(Stored data)
☆ ☆ ☆ ☆

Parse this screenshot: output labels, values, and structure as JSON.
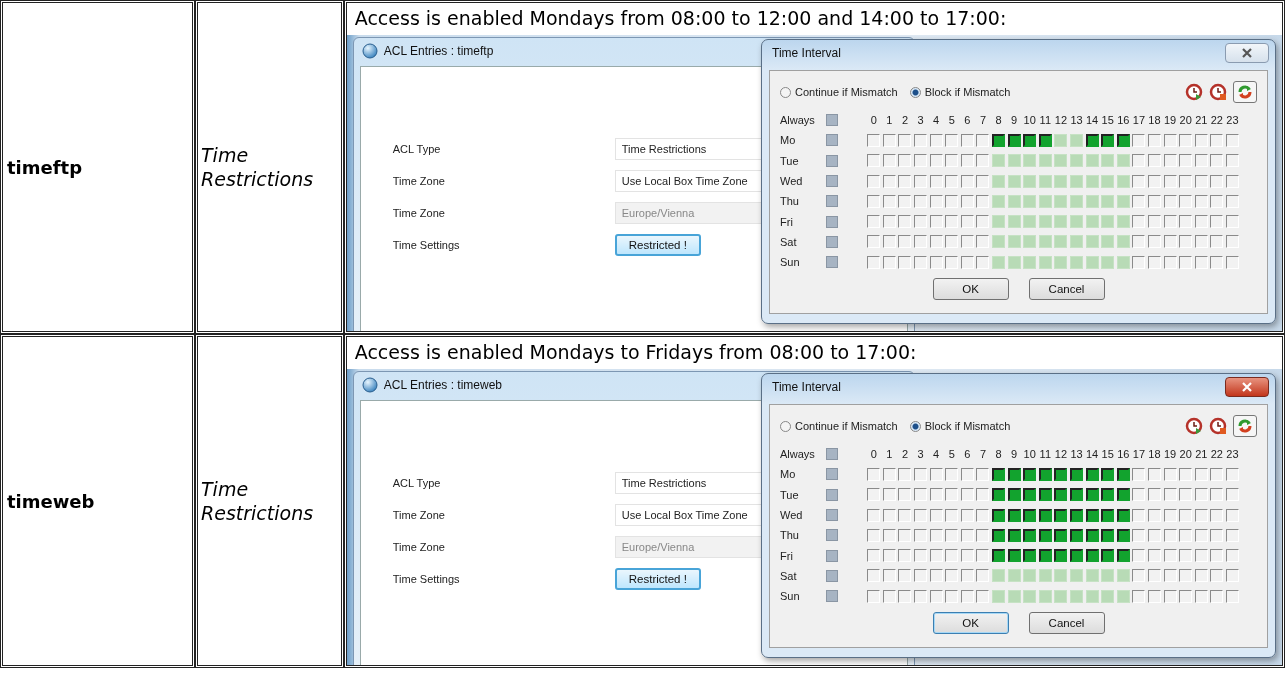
{
  "table": {
    "rows": [
      {
        "name": "timeftp",
        "type": "Time Restrictions",
        "caption": "Access is enabled Mondays from 08:00 to 12:00 and 14:00 to 17:00:",
        "window": {
          "title": "ACL Entries : timeftp",
          "fields": [
            {
              "label": "ACL Type",
              "value": "Time Restrictions",
              "kind": "select"
            },
            {
              "label": "Time Zone",
              "value": "Use Local Box Time Zone",
              "kind": "select"
            },
            {
              "label": "Time Zone",
              "value": "Europe/Vienna",
              "kind": "disabled"
            },
            {
              "label": "Time Settings",
              "value": "Restricted !",
              "kind": "button"
            }
          ]
        },
        "dialog": {
          "title": "Time Interval",
          "close_highlighted": false,
          "modes": [
            {
              "label": "Continue if Mismatch",
              "selected": false
            },
            {
              "label": "Block if Mismatch",
              "selected": true
            }
          ],
          "always_label": "Always",
          "hours": [
            "0",
            "1",
            "2",
            "3",
            "4",
            "5",
            "6",
            "7",
            "8",
            "9",
            "10",
            "11",
            "12",
            "13",
            "14",
            "15",
            "16",
            "17",
            "18",
            "19",
            "20",
            "21",
            "22",
            "23"
          ],
          "days": [
            {
              "label": "Mo",
              "on_hours": [
                false,
                false,
                false,
                false,
                false,
                false,
                false,
                false,
                true,
                true,
                true,
                true,
                false,
                false,
                true,
                true,
                true,
                false,
                false,
                false,
                false,
                false,
                false,
                false
              ],
              "shaded_hours": [
                false,
                false,
                false,
                false,
                false,
                false,
                false,
                false,
                true,
                true,
                true,
                true,
                true,
                true,
                true,
                true,
                true,
                false,
                false,
                false,
                false,
                false,
                false,
                false
              ]
            },
            {
              "label": "Tue",
              "on_hours": [
                false,
                false,
                false,
                false,
                false,
                false,
                false,
                false,
                false,
                false,
                false,
                false,
                false,
                false,
                false,
                false,
                false,
                false,
                false,
                false,
                false,
                false,
                false,
                false
              ],
              "shaded_hours": [
                false,
                false,
                false,
                false,
                false,
                false,
                false,
                false,
                true,
                true,
                true,
                true,
                true,
                true,
                true,
                true,
                true,
                false,
                false,
                false,
                false,
                false,
                false,
                false
              ]
            },
            {
              "label": "Wed",
              "on_hours": [
                false,
                false,
                false,
                false,
                false,
                false,
                false,
                false,
                false,
                false,
                false,
                false,
                false,
                false,
                false,
                false,
                false,
                false,
                false,
                false,
                false,
                false,
                false,
                false
              ],
              "shaded_hours": [
                false,
                false,
                false,
                false,
                false,
                false,
                false,
                false,
                true,
                true,
                true,
                true,
                true,
                true,
                true,
                true,
                true,
                false,
                false,
                false,
                false,
                false,
                false,
                false
              ]
            },
            {
              "label": "Thu",
              "on_hours": [
                false,
                false,
                false,
                false,
                false,
                false,
                false,
                false,
                false,
                false,
                false,
                false,
                false,
                false,
                false,
                false,
                false,
                false,
                false,
                false,
                false,
                false,
                false,
                false
              ],
              "shaded_hours": [
                false,
                false,
                false,
                false,
                false,
                false,
                false,
                false,
                true,
                true,
                true,
                true,
                true,
                true,
                true,
                true,
                true,
                false,
                false,
                false,
                false,
                false,
                false,
                false
              ]
            },
            {
              "label": "Fri",
              "on_hours": [
                false,
                false,
                false,
                false,
                false,
                false,
                false,
                false,
                false,
                false,
                false,
                false,
                false,
                false,
                false,
                false,
                false,
                false,
                false,
                false,
                false,
                false,
                false,
                false
              ],
              "shaded_hours": [
                false,
                false,
                false,
                false,
                false,
                false,
                false,
                false,
                true,
                true,
                true,
                true,
                true,
                true,
                true,
                true,
                true,
                false,
                false,
                false,
                false,
                false,
                false,
                false
              ]
            },
            {
              "label": "Sat",
              "on_hours": [
                false,
                false,
                false,
                false,
                false,
                false,
                false,
                false,
                false,
                false,
                false,
                false,
                false,
                false,
                false,
                false,
                false,
                false,
                false,
                false,
                false,
                false,
                false,
                false
              ],
              "shaded_hours": [
                false,
                false,
                false,
                false,
                false,
                false,
                false,
                false,
                true,
                true,
                true,
                true,
                true,
                true,
                true,
                true,
                true,
                false,
                false,
                false,
                false,
                false,
                false,
                false
              ]
            },
            {
              "label": "Sun",
              "on_hours": [
                false,
                false,
                false,
                false,
                false,
                false,
                false,
                false,
                false,
                false,
                false,
                false,
                false,
                false,
                false,
                false,
                false,
                false,
                false,
                false,
                false,
                false,
                false,
                false
              ],
              "shaded_hours": [
                false,
                false,
                false,
                false,
                false,
                false,
                false,
                false,
                true,
                true,
                true,
                true,
                true,
                true,
                true,
                true,
                true,
                false,
                false,
                false,
                false,
                false,
                false,
                false
              ]
            }
          ],
          "buttons": [
            {
              "label": "OK",
              "default": false
            },
            {
              "label": "Cancel",
              "default": false
            }
          ]
        }
      },
      {
        "name": "timeweb",
        "type": "Time Restrictions",
        "caption": "Access is enabled Mondays to Fridays from 08:00 to 17:00:",
        "window": {
          "title": "ACL Entries : timeweb",
          "fields": [
            {
              "label": "ACL Type",
              "value": "Time Restrictions",
              "kind": "select"
            },
            {
              "label": "Time Zone",
              "value": "Use Local Box Time Zone",
              "kind": "select"
            },
            {
              "label": "Time Zone",
              "value": "Europe/Vienna",
              "kind": "disabled"
            },
            {
              "label": "Time Settings",
              "value": "Restricted !",
              "kind": "button"
            }
          ]
        },
        "dialog": {
          "title": "Time Interval",
          "close_highlighted": true,
          "modes": [
            {
              "label": "Continue if Mismatch",
              "selected": false
            },
            {
              "label": "Block if Mismatch",
              "selected": true
            }
          ],
          "always_label": "Always",
          "hours": [
            "0",
            "1",
            "2",
            "3",
            "4",
            "5",
            "6",
            "7",
            "8",
            "9",
            "10",
            "11",
            "12",
            "13",
            "14",
            "15",
            "16",
            "17",
            "18",
            "19",
            "20",
            "21",
            "22",
            "23"
          ],
          "days": [
            {
              "label": "Mo",
              "on_hours": [
                false,
                false,
                false,
                false,
                false,
                false,
                false,
                false,
                true,
                true,
                true,
                true,
                true,
                true,
                true,
                true,
                true,
                false,
                false,
                false,
                false,
                false,
                false,
                false
              ],
              "shaded_hours": [
                false,
                false,
                false,
                false,
                false,
                false,
                false,
                false,
                true,
                true,
                true,
                true,
                true,
                true,
                true,
                true,
                true,
                false,
                false,
                false,
                false,
                false,
                false,
                false
              ]
            },
            {
              "label": "Tue",
              "on_hours": [
                false,
                false,
                false,
                false,
                false,
                false,
                false,
                false,
                true,
                true,
                true,
                true,
                true,
                true,
                true,
                true,
                true,
                false,
                false,
                false,
                false,
                false,
                false,
                false
              ],
              "shaded_hours": [
                false,
                false,
                false,
                false,
                false,
                false,
                false,
                false,
                true,
                true,
                true,
                true,
                true,
                true,
                true,
                true,
                true,
                false,
                false,
                false,
                false,
                false,
                false,
                false
              ]
            },
            {
              "label": "Wed",
              "on_hours": [
                false,
                false,
                false,
                false,
                false,
                false,
                false,
                false,
                true,
                true,
                true,
                true,
                true,
                true,
                true,
                true,
                true,
                false,
                false,
                false,
                false,
                false,
                false,
                false
              ],
              "shaded_hours": [
                false,
                false,
                false,
                false,
                false,
                false,
                false,
                false,
                true,
                true,
                true,
                true,
                true,
                true,
                true,
                true,
                true,
                false,
                false,
                false,
                false,
                false,
                false,
                false
              ]
            },
            {
              "label": "Thu",
              "on_hours": [
                false,
                false,
                false,
                false,
                false,
                false,
                false,
                false,
                true,
                true,
                true,
                true,
                true,
                true,
                true,
                true,
                true,
                false,
                false,
                false,
                false,
                false,
                false,
                false
              ],
              "shaded_hours": [
                false,
                false,
                false,
                false,
                false,
                false,
                false,
                false,
                true,
                true,
                true,
                true,
                true,
                true,
                true,
                true,
                true,
                false,
                false,
                false,
                false,
                false,
                false,
                false
              ]
            },
            {
              "label": "Fri",
              "on_hours": [
                false,
                false,
                false,
                false,
                false,
                false,
                false,
                false,
                true,
                true,
                true,
                true,
                true,
                true,
                true,
                true,
                true,
                false,
                false,
                false,
                false,
                false,
                false,
                false
              ],
              "shaded_hours": [
                false,
                false,
                false,
                false,
                false,
                false,
                false,
                false,
                true,
                true,
                true,
                true,
                true,
                true,
                true,
                true,
                true,
                false,
                false,
                false,
                false,
                false,
                false,
                false
              ]
            },
            {
              "label": "Sat",
              "on_hours": [
                false,
                false,
                false,
                false,
                false,
                false,
                false,
                false,
                false,
                false,
                false,
                false,
                false,
                false,
                false,
                false,
                false,
                false,
                false,
                false,
                false,
                false,
                false,
                false
              ],
              "shaded_hours": [
                false,
                false,
                false,
                false,
                false,
                false,
                false,
                false,
                true,
                true,
                true,
                true,
                true,
                true,
                true,
                true,
                true,
                false,
                false,
                false,
                false,
                false,
                false,
                false
              ]
            },
            {
              "label": "Sun",
              "on_hours": [
                false,
                false,
                false,
                false,
                false,
                false,
                false,
                false,
                false,
                false,
                false,
                false,
                false,
                false,
                false,
                false,
                false,
                false,
                false,
                false,
                false,
                false,
                false,
                false
              ],
              "shaded_hours": [
                false,
                false,
                false,
                false,
                false,
                false,
                false,
                false,
                true,
                true,
                true,
                true,
                true,
                true,
                true,
                true,
                true,
                false,
                false,
                false,
                false,
                false,
                false,
                false
              ]
            }
          ],
          "buttons": [
            {
              "label": "OK",
              "default": true
            },
            {
              "label": "Cancel",
              "default": false
            }
          ]
        }
      }
    ]
  }
}
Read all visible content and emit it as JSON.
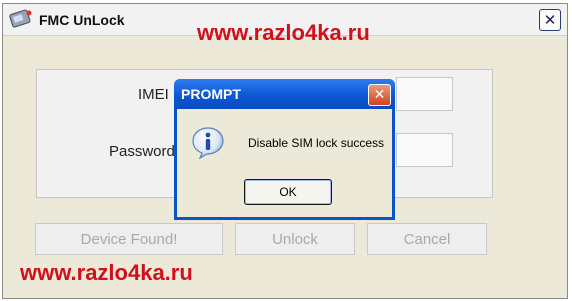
{
  "main_window": {
    "title": "FMC UnLock",
    "close_glyph": "✕",
    "fields": {
      "imei_label": "IMEI",
      "password_label": "Password"
    },
    "buttons": {
      "device_found": "Device Found!",
      "unlock": "Unlock",
      "cancel": "Cancel"
    }
  },
  "watermark": {
    "top": "www.razlo4ka.ru",
    "bottom": "www.razlo4ka.ru",
    "color": "#d0111b"
  },
  "prompt_dialog": {
    "title": "PROMPT",
    "close_glyph": "✕",
    "message": "Disable SIM lock success",
    "ok_label": "OK",
    "icon": "info-icon",
    "title_color": "#0a53c8"
  }
}
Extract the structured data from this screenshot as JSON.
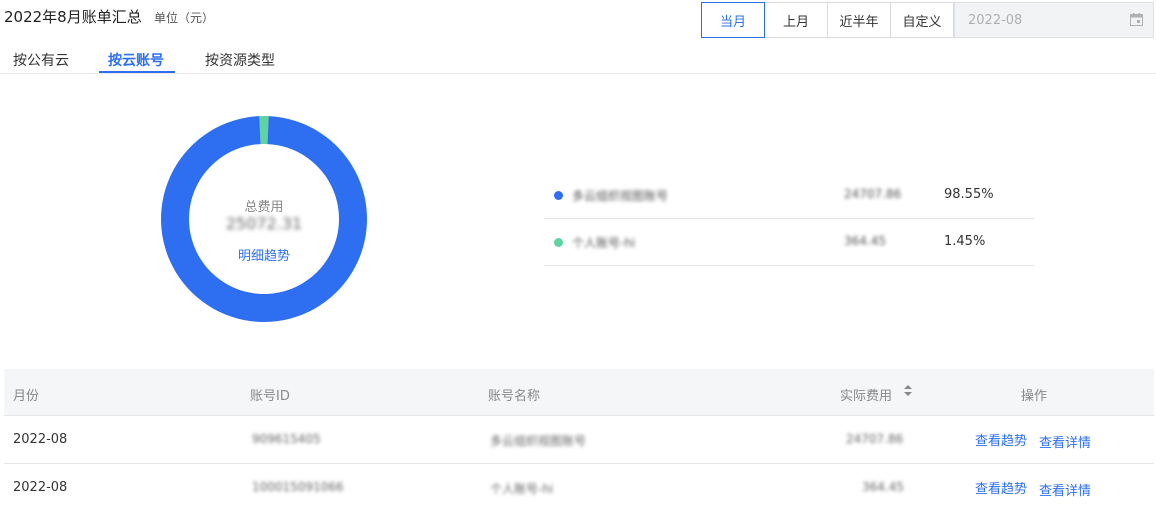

☆ ☆ ☆ ☆

Each line from the one that contains "Read all visible content and emit it as JSON." to the end of the listing must be quoted exactly; no other line and no picture belongs in the copy.

Read all visible content and emit it as JSON.
{
  "main_window": {
    "title": "FMC UnLock",
    "close_glyph": "✕",
    "fields": {
      "imei_label": "IMEI",
      "password_label": "Password"
    },
    "buttons": {
      "device_found": "Device Found!",
      "unlock": "Unlock",
      "cancel": "Cancel"
    }
  },
  "watermark": {
    "top": "www.razlo4ka.ru",
    "bottom": "www.razlo4ka.ru",
    "color": "#d0111b"
  },
  "prompt_dialog": {
    "title": "PROMPT",
    "close_glyph": "✕",
    "message": "Disable SIM lock success",
    "ok_label": "OK",
    "icon": "info-icon",
    "title_color": "#0a53c8"
  }
}
Extract the structured data from this screenshot as JSON.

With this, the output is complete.